**TASK**
Tally the lines in the data that follows that include the word "Project", and report nothing but the total.

**DATASET RECORDS**
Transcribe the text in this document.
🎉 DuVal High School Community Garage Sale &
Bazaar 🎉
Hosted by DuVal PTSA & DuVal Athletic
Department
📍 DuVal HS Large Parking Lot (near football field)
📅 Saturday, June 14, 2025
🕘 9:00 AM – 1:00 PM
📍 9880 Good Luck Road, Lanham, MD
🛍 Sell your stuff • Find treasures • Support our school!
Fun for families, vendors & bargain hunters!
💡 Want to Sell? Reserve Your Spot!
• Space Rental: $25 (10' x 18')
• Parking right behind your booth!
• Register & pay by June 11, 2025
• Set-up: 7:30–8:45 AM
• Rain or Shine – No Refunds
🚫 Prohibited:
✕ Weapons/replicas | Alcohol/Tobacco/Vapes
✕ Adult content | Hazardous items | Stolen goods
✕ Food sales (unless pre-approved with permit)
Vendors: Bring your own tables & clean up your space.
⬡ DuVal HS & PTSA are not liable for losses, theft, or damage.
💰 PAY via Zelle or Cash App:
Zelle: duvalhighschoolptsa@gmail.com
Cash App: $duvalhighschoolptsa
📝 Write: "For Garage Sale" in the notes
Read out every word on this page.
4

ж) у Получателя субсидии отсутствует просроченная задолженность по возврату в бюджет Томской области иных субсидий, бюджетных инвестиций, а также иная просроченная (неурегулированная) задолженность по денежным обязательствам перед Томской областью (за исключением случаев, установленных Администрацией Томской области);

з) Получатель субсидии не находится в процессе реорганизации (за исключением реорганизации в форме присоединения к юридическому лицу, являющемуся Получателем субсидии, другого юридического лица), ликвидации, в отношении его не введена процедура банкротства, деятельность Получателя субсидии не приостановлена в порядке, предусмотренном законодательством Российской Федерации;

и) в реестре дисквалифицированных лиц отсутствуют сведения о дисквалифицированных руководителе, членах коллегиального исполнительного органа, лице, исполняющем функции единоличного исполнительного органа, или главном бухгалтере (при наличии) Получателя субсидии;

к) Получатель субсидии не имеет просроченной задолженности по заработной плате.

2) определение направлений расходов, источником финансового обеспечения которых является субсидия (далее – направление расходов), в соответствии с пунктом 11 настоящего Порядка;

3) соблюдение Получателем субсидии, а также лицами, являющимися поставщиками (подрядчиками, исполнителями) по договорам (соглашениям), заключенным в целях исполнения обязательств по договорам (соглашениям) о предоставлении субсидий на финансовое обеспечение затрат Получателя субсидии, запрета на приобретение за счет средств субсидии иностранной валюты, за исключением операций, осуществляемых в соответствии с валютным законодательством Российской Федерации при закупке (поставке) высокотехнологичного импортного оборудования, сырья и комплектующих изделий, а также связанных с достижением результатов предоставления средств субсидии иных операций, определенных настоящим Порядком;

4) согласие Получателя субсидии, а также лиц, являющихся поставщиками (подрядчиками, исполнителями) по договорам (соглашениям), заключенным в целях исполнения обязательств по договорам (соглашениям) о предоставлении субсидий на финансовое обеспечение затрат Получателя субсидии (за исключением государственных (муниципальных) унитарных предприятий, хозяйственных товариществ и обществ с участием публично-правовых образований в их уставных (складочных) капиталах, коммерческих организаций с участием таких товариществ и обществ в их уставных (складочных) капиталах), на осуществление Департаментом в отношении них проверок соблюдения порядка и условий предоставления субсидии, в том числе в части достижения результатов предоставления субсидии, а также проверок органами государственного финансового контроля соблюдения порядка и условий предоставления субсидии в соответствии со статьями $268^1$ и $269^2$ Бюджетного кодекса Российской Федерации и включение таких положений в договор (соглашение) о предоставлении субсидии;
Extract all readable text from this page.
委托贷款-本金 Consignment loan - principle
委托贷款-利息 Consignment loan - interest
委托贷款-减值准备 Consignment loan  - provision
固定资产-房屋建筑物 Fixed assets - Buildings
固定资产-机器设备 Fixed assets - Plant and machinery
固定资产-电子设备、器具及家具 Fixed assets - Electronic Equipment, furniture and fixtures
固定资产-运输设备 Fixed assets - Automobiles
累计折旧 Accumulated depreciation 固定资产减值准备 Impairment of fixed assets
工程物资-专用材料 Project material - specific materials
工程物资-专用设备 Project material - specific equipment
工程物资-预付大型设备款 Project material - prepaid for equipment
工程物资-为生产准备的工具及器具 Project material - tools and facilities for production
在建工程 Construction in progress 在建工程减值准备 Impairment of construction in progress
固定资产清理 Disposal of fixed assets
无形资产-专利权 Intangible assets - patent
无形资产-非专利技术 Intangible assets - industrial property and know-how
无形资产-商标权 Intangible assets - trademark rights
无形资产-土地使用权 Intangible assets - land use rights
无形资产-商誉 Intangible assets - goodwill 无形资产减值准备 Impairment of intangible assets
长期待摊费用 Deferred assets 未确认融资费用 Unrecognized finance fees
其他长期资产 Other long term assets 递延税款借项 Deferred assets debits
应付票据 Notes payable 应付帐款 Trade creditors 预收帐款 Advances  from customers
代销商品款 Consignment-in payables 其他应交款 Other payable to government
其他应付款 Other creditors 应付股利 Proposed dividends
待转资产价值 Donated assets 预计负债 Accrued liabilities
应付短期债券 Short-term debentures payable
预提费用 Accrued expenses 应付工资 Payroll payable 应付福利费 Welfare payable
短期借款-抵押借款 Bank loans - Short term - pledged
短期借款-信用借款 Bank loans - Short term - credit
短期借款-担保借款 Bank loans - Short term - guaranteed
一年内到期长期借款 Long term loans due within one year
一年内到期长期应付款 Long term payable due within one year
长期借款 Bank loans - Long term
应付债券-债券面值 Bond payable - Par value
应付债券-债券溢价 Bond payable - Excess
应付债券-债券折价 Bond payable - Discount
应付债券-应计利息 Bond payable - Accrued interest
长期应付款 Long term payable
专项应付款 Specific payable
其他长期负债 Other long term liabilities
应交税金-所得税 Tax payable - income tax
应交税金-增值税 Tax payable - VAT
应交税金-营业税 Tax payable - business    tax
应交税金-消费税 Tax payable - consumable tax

**FINAL ANSWER**
4